** Exercise instructions **
Show all lines from the data that include the word "page".

** Data lines **

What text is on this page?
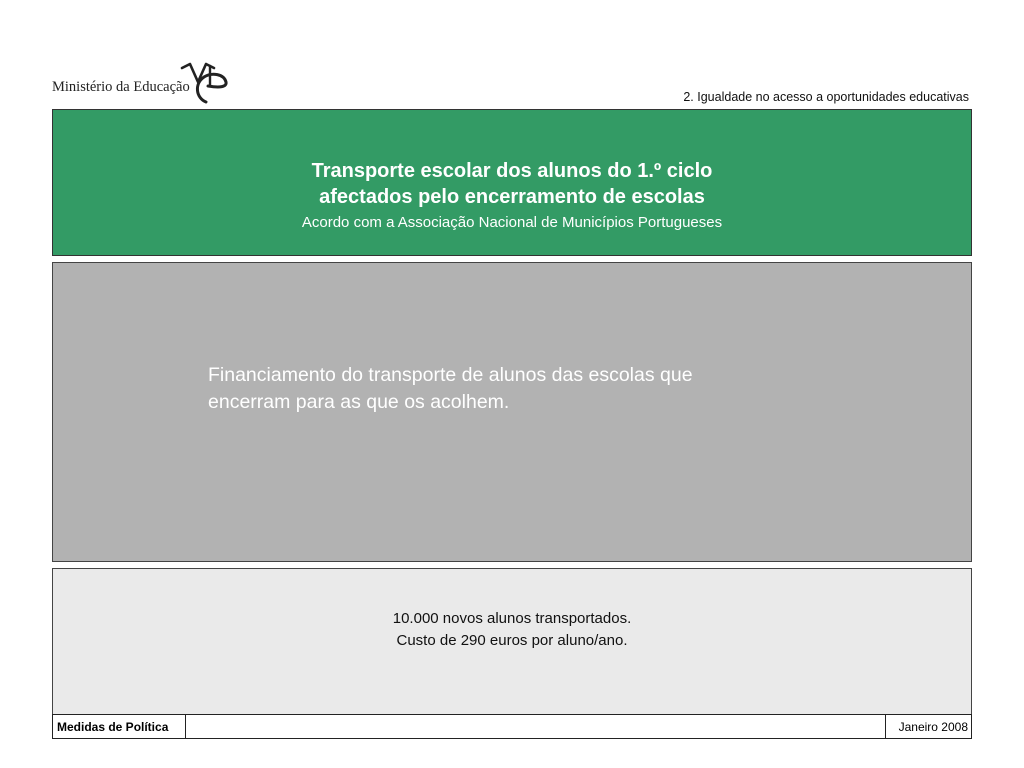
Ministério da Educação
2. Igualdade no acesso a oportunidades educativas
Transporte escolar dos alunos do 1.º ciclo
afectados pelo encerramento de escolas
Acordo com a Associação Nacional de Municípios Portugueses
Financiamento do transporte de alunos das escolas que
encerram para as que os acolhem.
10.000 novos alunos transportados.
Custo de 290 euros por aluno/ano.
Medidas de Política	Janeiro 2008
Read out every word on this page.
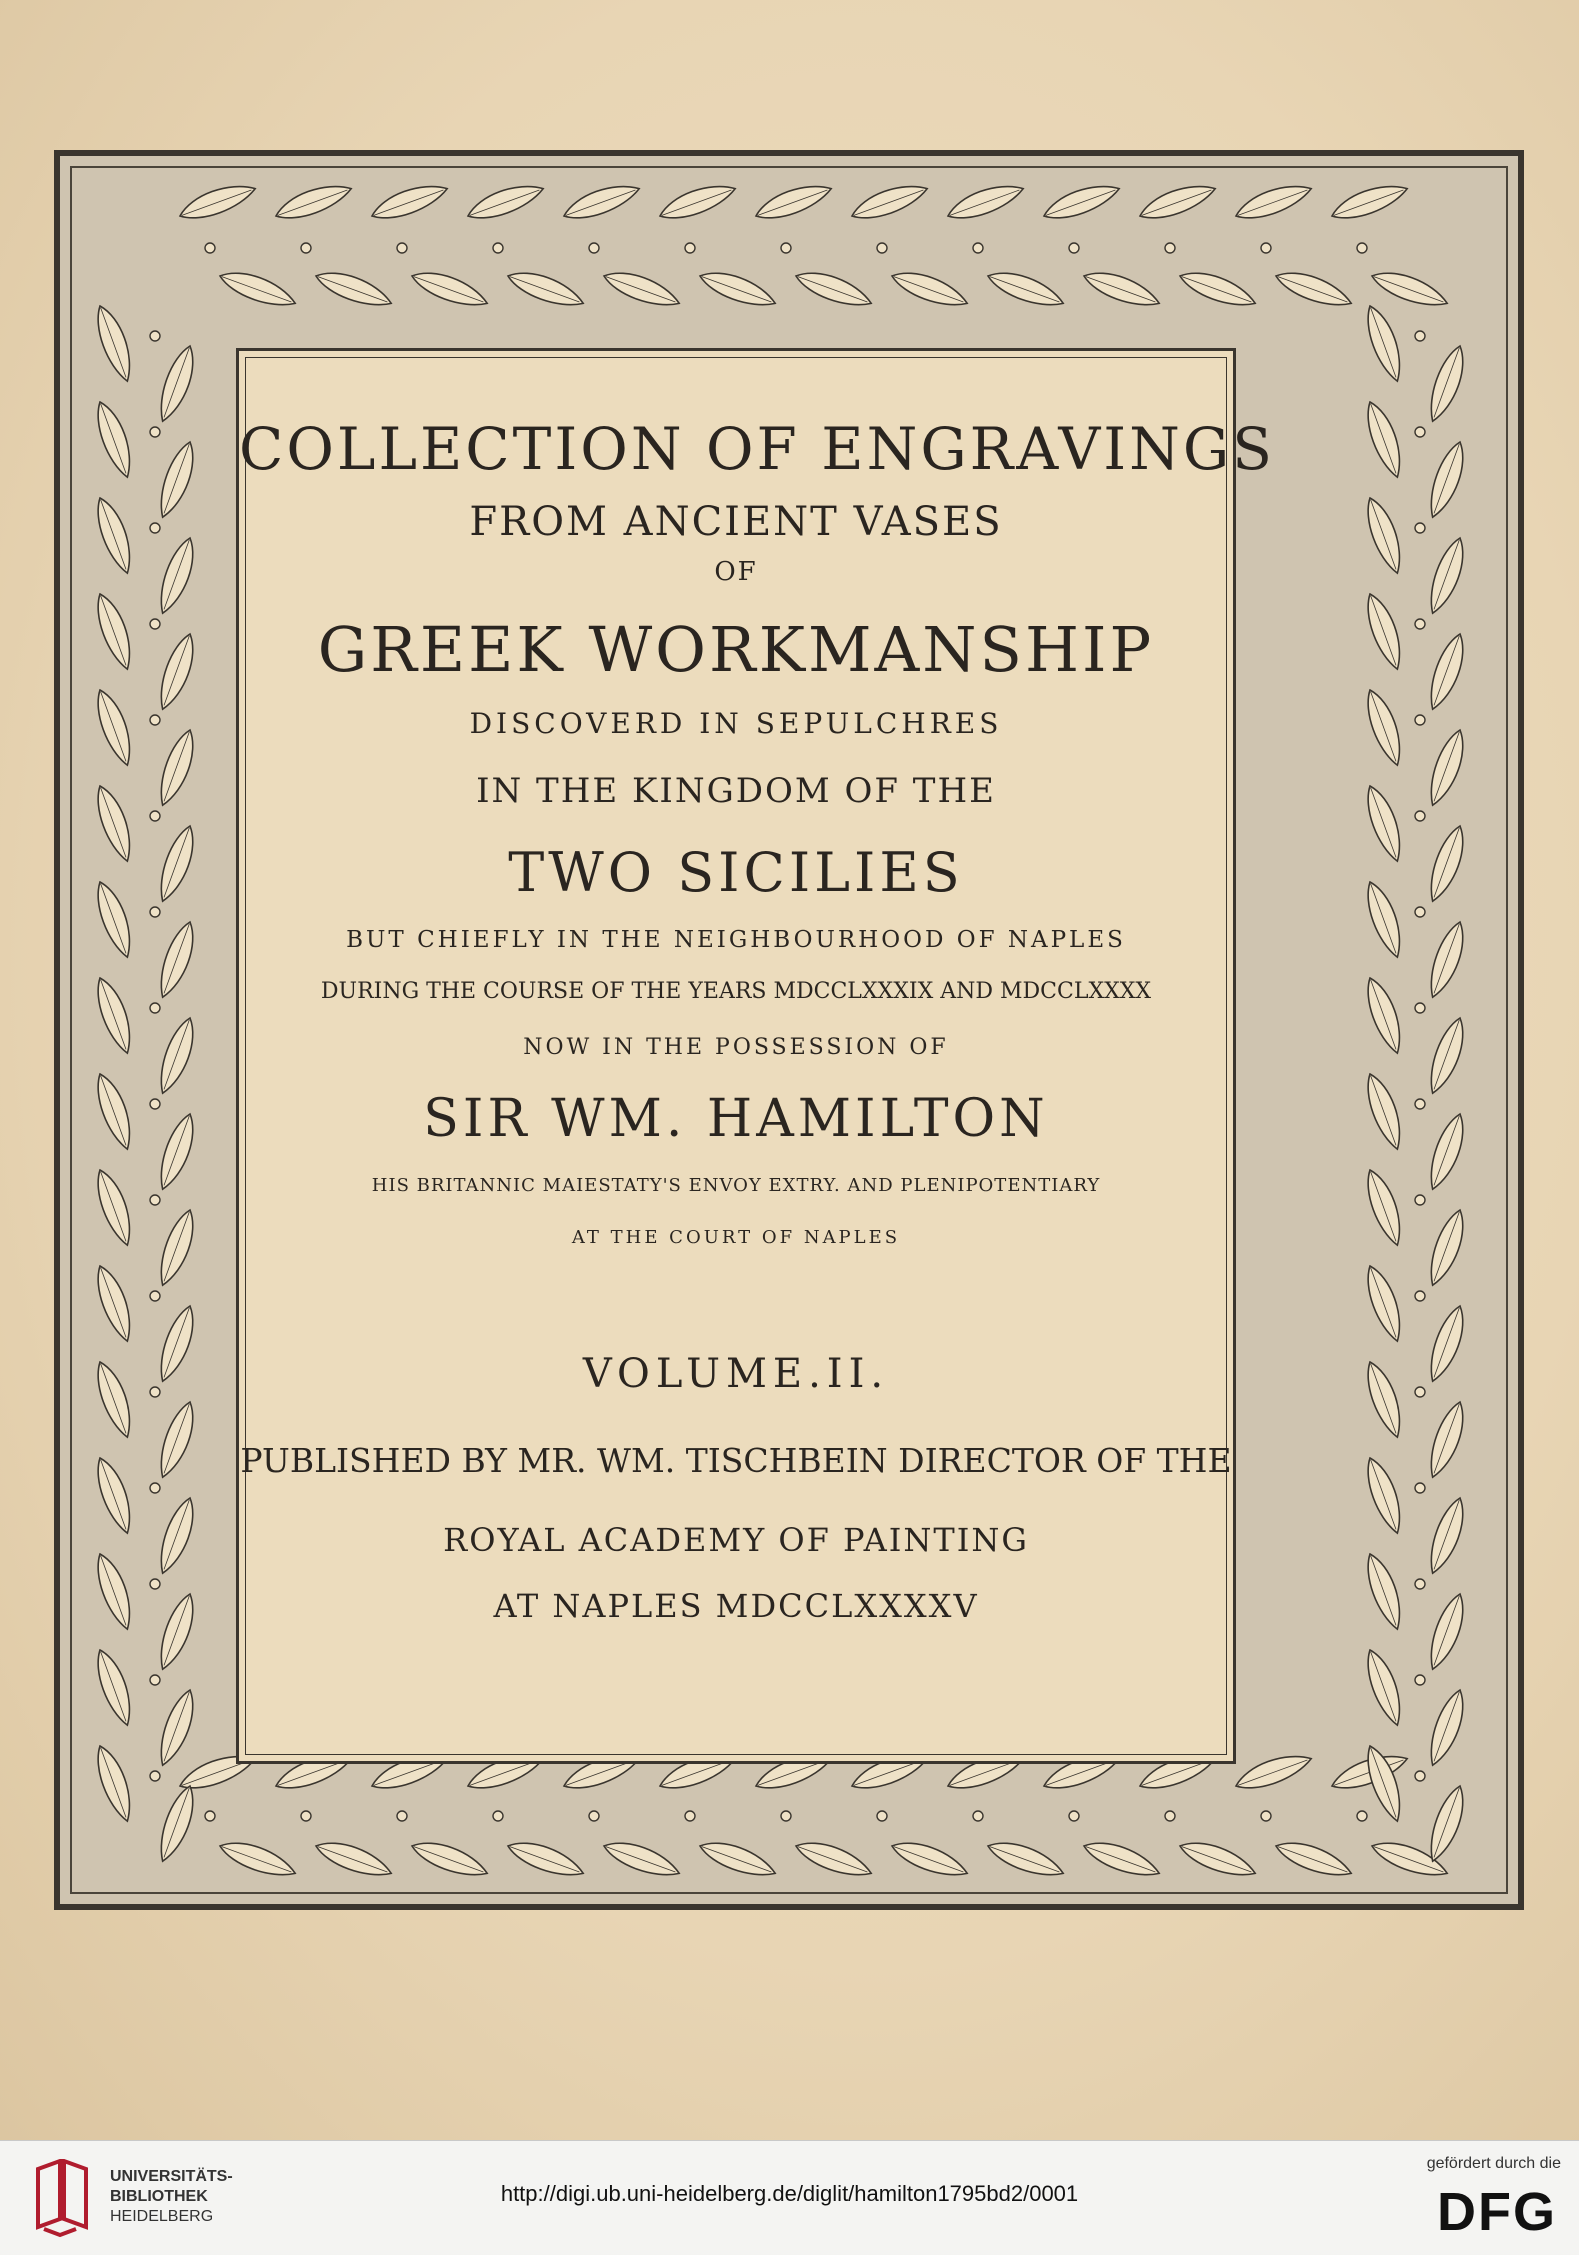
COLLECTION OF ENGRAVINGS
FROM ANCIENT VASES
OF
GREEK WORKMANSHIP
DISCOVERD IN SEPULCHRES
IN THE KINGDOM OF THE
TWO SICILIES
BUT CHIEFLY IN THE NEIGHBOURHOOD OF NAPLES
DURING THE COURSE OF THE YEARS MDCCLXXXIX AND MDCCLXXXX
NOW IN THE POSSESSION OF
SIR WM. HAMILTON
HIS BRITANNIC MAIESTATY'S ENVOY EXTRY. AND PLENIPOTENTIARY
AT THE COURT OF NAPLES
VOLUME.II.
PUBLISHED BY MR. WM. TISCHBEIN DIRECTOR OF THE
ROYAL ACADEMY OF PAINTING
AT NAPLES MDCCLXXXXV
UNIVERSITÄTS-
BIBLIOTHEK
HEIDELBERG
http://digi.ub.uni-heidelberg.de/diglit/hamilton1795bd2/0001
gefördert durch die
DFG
---
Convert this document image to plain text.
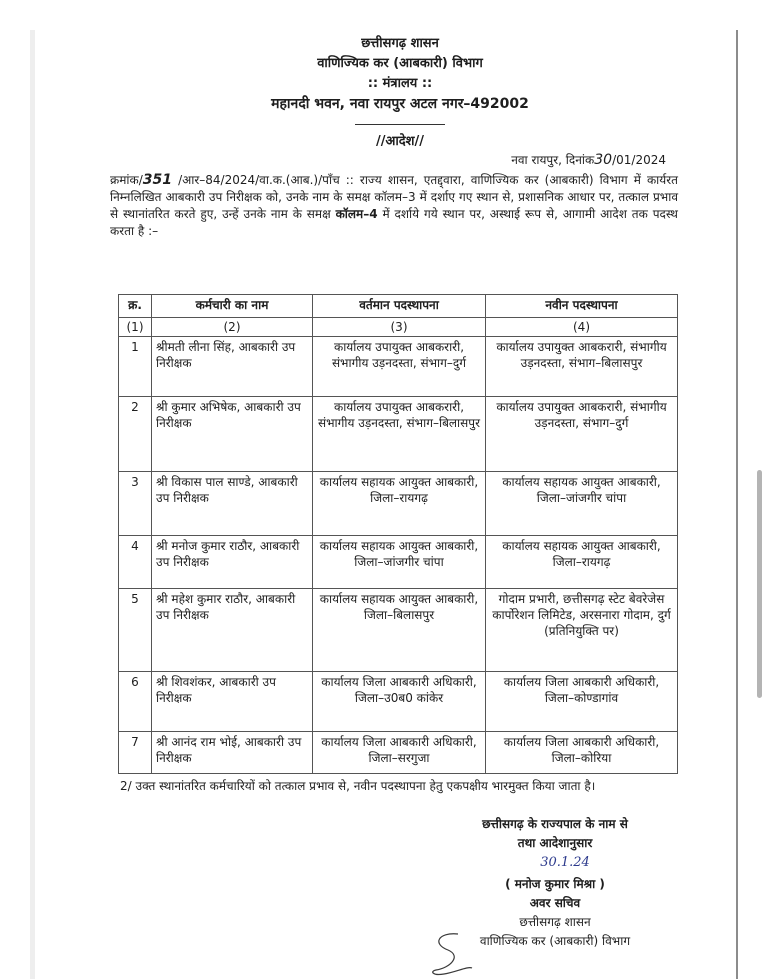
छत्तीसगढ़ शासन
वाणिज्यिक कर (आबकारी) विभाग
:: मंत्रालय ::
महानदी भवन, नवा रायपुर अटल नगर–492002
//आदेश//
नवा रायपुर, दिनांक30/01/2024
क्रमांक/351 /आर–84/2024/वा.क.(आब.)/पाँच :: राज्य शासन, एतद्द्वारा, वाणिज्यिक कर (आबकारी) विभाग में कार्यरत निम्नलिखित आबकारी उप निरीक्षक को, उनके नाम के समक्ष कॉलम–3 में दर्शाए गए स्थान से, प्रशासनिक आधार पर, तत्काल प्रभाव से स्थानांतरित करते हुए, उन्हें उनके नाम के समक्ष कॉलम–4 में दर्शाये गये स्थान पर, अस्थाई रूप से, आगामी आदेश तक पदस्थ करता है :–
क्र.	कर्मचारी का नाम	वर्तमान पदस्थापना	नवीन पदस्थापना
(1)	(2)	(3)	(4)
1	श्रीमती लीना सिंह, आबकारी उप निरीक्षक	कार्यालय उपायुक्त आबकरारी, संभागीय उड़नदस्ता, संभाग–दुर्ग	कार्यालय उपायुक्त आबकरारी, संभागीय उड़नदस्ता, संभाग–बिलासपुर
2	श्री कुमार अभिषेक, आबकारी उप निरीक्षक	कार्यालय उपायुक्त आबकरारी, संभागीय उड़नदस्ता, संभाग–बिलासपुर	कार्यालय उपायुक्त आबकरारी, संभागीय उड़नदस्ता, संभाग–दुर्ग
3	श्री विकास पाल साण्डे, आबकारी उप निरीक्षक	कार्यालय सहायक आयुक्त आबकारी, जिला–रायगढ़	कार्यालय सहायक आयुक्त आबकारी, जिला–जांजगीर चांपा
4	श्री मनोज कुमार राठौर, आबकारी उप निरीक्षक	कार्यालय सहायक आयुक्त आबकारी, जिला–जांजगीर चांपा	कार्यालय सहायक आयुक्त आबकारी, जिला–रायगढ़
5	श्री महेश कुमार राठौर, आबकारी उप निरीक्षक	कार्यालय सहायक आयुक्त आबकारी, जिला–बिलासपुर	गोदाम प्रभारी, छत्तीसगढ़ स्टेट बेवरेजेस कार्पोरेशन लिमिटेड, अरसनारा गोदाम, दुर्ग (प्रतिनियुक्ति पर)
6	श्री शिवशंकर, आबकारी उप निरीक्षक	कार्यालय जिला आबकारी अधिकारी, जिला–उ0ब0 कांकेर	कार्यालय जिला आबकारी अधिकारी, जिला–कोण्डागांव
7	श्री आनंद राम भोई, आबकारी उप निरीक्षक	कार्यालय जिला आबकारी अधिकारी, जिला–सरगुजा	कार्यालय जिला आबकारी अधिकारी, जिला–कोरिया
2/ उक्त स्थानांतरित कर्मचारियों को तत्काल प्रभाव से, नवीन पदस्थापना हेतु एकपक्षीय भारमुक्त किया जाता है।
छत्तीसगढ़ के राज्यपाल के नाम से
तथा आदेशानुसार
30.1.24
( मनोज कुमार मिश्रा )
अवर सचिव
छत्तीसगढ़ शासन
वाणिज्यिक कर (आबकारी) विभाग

** Response below **
What text is on this page?
Read out every word on this page.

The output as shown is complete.